▸ **What the exercise asks**
Turn every line of the records below into a Markdown table with the columns "Row" and "Entry", one numbered row per line, leaving out blank lines.

┏━━

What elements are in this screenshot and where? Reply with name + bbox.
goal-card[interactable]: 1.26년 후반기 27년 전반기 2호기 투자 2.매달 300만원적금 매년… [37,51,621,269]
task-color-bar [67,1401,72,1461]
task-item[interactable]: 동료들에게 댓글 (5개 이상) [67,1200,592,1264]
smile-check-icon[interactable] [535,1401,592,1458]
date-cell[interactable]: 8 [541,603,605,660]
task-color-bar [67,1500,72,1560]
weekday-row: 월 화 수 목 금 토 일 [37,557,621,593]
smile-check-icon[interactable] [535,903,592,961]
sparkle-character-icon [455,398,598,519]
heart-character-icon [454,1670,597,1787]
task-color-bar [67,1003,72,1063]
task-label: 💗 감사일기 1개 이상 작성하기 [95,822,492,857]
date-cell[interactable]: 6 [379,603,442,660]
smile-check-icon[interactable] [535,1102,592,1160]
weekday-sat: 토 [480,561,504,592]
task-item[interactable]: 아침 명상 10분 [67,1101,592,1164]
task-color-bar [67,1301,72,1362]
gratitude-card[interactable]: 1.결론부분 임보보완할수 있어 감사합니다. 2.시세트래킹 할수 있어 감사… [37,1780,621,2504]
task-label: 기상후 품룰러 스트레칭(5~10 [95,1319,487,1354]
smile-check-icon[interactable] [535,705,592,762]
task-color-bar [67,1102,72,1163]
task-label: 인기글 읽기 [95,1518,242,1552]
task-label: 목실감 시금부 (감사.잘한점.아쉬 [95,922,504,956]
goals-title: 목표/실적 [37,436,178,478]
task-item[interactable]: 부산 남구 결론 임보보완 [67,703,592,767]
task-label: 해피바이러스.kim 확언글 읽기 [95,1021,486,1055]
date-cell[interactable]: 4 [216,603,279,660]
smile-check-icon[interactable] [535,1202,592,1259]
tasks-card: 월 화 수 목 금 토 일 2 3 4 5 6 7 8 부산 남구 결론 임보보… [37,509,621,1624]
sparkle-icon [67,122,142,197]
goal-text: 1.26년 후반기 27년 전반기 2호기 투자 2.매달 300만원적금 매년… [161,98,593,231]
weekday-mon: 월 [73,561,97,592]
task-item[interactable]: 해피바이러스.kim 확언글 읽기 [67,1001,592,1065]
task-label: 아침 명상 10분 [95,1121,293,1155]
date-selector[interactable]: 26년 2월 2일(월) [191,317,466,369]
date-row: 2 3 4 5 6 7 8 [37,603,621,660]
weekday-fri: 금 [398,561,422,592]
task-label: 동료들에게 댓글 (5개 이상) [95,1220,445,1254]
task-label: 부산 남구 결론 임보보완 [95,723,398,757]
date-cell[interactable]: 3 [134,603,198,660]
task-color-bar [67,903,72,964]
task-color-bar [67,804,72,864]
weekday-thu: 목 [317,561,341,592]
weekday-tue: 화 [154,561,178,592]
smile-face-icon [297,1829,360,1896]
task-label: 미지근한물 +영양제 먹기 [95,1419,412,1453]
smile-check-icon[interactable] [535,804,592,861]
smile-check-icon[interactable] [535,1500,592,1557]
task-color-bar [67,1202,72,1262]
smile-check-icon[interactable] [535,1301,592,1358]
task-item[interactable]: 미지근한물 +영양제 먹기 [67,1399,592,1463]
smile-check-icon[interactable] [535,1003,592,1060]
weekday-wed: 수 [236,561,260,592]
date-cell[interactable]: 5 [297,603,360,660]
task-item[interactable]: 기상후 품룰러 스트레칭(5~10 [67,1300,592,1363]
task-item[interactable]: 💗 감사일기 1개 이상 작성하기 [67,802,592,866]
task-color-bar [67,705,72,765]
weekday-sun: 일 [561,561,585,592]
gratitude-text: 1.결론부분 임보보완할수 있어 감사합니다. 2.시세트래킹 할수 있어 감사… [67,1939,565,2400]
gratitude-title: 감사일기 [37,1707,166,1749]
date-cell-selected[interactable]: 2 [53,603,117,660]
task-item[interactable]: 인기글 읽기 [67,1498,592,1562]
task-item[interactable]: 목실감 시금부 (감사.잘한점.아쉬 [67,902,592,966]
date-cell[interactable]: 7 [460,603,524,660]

┗━━

▸ **Exercise response**
| Row | Entry |
|---|---|
| 1 | What elements are in this screenshot and where? Reply with name + bbox. |
| 2 | goal-card[interactable]: 1.26년 후반기 27년 전반기 2호기 투자 2.매달 300만원적금 매년… [37,51,621,269] |
| 3 | task-color-bar [67,1401,72,1461] |
| 4 | task-item[interactable]: 동료들에게 댓글 (5개 이상) [67,1200,592,1264] |
| 5 | smile-check-icon[interactable] [535,1401,592,1458] |
| 6 | date-cell[interactable]: 8 [541,603,605,660] |
| 7 | task-color-bar [67,1500,72,1560] |
| 8 | weekday-row: 월 화 수 목 금 토 일 [37,557,621,593] |
| 9 | smile-check-icon[interactable] [535,903,592,961] |
| 10 | sparkle-character-icon [455,398,598,519] |
| 11 | heart-character-icon [454,1670,597,1787] |
| 12 | task-color-bar [67,1003,72,1063] |
| 13 | task-label: 💗 감사일기 1개 이상 작성하기 [95,822,492,857] |
| 14 | date-cell[interactable]: 6 [379,603,442,660] |
| 15 | smile-check-icon[interactable] [535,1102,592,1160] |
| 16 | weekday-sat: 토 [480,561,504,592] |
| 17 | task-item[interactable]: 아침 명상 10분 [67,1101,592,1164] |
| 18 | task-color-bar [67,1301,72,1362] |
| 19 | gratitude-card[interactable]: 1.결론부분 임보보완할수 있어 감사합니다. 2.시세트래킹 할수 있어 감사… [37,1780,621,2504] |
| 20 | task-label: 기상후 품룰러 스트레칭(5~10 [95,1319,487,1354] |
| 21 | smile-check-icon[interactable] [535,705,592,762] |
| 22 | task-color-bar [67,1102,72,1163] |
| 23 | task-label: 인기글 읽기 [95,1518,242,1552] |
| 24 | task-label: 목실감 시금부 (감사.잘한점.아쉬 [95,922,504,956] |
| 25 | goals-title: 목표/실적 [37,436,178,478] |
| 26 | task-item[interactable]: 부산 남구 결론 임보보완 [67,703,592,767] |
| 27 | task-label: 해피바이러스.kim 확언글 읽기 [95,1021,486,1055] |
| 28 | date-cell[interactable]: 4 [216,603,279,660] |
| 29 | smile-check-icon[interactable] [535,1202,592,1259] |
| 30 | tasks-card: 월 화 수 목 금 토 일 2 3 4 5 6 7 8 부산 남구 결론 임보보… [37,509,621,1624] |
| 31 | sparkle-icon [67,122,142,197] |
| 32 | goal-text: 1.26년 후반기 27년 전반기 2호기 투자 2.매달 300만원적금 매년… [161,98,593,231] |
| 33 | weekday-mon: 월 [73,561,97,592] |
| 34 | task-item[interactable]: 해피바이러스.kim 확언글 읽기 [67,1001,592,1065] |
| 35 | task-label: 아침 명상 10분 [95,1121,293,1155] |
| 36 | date-selector[interactable]: 26년 2월 2일(월) [191,317,466,369] |
| 37 | date-row: 2 3 4 5 6 7 8 [37,603,621,660] |
| 38 | weekday-fri: 금 [398,561,422,592] |
| 39 | task-label: 동료들에게 댓글 (5개 이상) [95,1220,445,1254] |
| 40 | task-label: 부산 남구 결론 임보보완 [95,723,398,757] |
| 41 | date-cell[interactable]: 3 [134,603,198,660] |
| 42 | task-color-bar [67,903,72,964] |
| 43 | task-color-bar [67,804,72,864] |
| 44 | weekday-thu: 목 [317,561,341,592] |
| 45 | weekday-tue: 화 [154,561,178,592] |
| 46 | smile-face-icon [297,1829,360,1896] |
| 47 | task-label: 미지근한물 +영양제 먹기 [95,1419,412,1453] |
| 48 | smile-check-icon[interactable] [535,804,592,861] |
| 49 | smile-check-icon[interactable] [535,1500,592,1557] |
| 50 | task-color-bar [67,1202,72,1262] |
| 51 | smile-check-icon[interactable] [535,1301,592,1358] |
| 52 | task-item[interactable]: 미지근한물 +영양제 먹기 [67,1399,592,1463] |
| 53 | smile-check-icon[interactable] [535,1003,592,1060] |
| 54 | weekday-wed: 수 [236,561,260,592] |
| 55 | date-cell[interactable]: 5 [297,603,360,660] |
| 56 | task-item[interactable]: 기상후 품룰러 스트레칭(5~10 [67,1300,592,1363] |
| 57 | task-item[interactable]: 💗 감사일기 1개 이상 작성하기 [67,802,592,866] |
| 58 | task-color-bar [67,705,72,765] |
| 59 | weekday-sun: 일 [561,561,585,592] |
| 60 | gratitude-text: 1.결론부분 임보보완할수 있어 감사합니다. 2.시세트래킹 할수 있어 감사… [67,1939,565,2400] |
| 61 | gratitude-title: 감사일기 [37,1707,166,1749] |
| 62 | date-cell-selected[interactable]: 2 [53,603,117,660] |
| 63 | task-item[interactable]: 인기글 읽기 [67,1498,592,1562] |
| 64 | task-item[interactable]: 목실감 시금부 (감사.잘한점.아쉬 [67,902,592,966] |
| 65 | date-cell[interactable]: 7 [460,603,524,660] |